**Written task**
Out of all the lines below, count those with the word "value". Give the number only.

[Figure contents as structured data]

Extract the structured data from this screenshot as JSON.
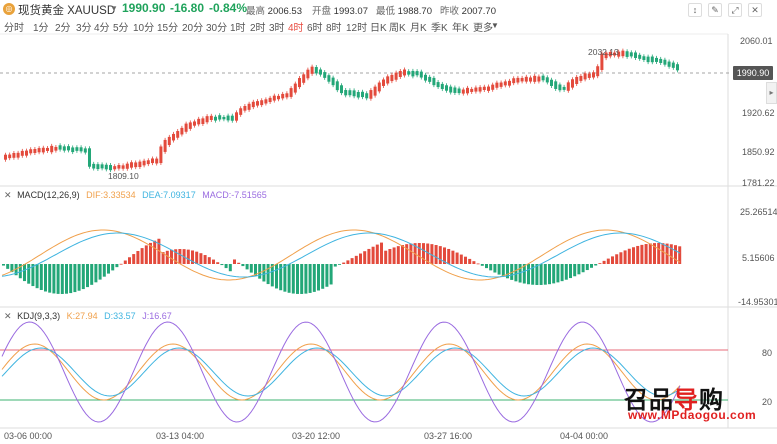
{
  "header": {
    "logo": "gold-coin-icon",
    "symbol": "现货黄金 XAUUSD",
    "price": "1990.90",
    "change": "-16.80",
    "change_pct": "-0.84%",
    "stats": [
      {
        "label": "最高",
        "value": "2006.53"
      },
      {
        "label": "开盘",
        "value": "1993.07"
      },
      {
        "label": "最低",
        "value": "1988.70"
      },
      {
        "label": "昨收",
        "value": "2007.70"
      }
    ],
    "tools": [
      "crosshair-icon",
      "draw-icon",
      "fullscreen-icon",
      "close-icon"
    ]
  },
  "periods": [
    "分时",
    "1分",
    "2分",
    "3分",
    "4分",
    "5分",
    "10分",
    "15分",
    "20分",
    "30分",
    "1时",
    "2时",
    "3时",
    "4时",
    "6时",
    "8时",
    "12时",
    "日K",
    "周K",
    "月K",
    "季K",
    "年K",
    "更多"
  ],
  "active_period": "4时",
  "colors": {
    "up": "#e34a3c",
    "down": "#23a778",
    "macd_dif": "#f0a04b",
    "macd_dea": "#3fb4e0",
    "macd_line": "#9a6be0",
    "kdj_k": "#f0a04b",
    "kdj_d": "#3fb4e0",
    "kdj_j": "#9a6be0",
    "level80": "#e76b7a",
    "level20": "#3cb371"
  },
  "price_axis": [
    "2060.01",
    "1990.90",
    "1920.62",
    "1850.92",
    "1781.22"
  ],
  "price_annotations": {
    "high": "2032.13",
    "low": "1809.10"
  },
  "current_price_tag": "1990.90",
  "macd": {
    "title": "MACD(12,26,9)",
    "dif": "DIF:3.33534",
    "dea": "DEA:7.09317",
    "macd": "MACD:-7.51565",
    "axis": [
      "25.26514",
      "5.15606",
      "-14.95301"
    ]
  },
  "kdj": {
    "title": "KDJ(9,3,3)",
    "k": "K:27.94",
    "d": "D:33.57",
    "j": "J:16.67",
    "axis": [
      "80",
      "20"
    ]
  },
  "time_axis": [
    "03-06 00:00",
    "03-13 04:00",
    "03-20 12:00",
    "03-27 16:00",
    "04-04 00:00"
  ],
  "watermark": {
    "cn_1": "召品",
    "cn_2": "导",
    "cn_3": "购",
    "url": "www.MPdaogou.com"
  }
}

**Problem solution**
4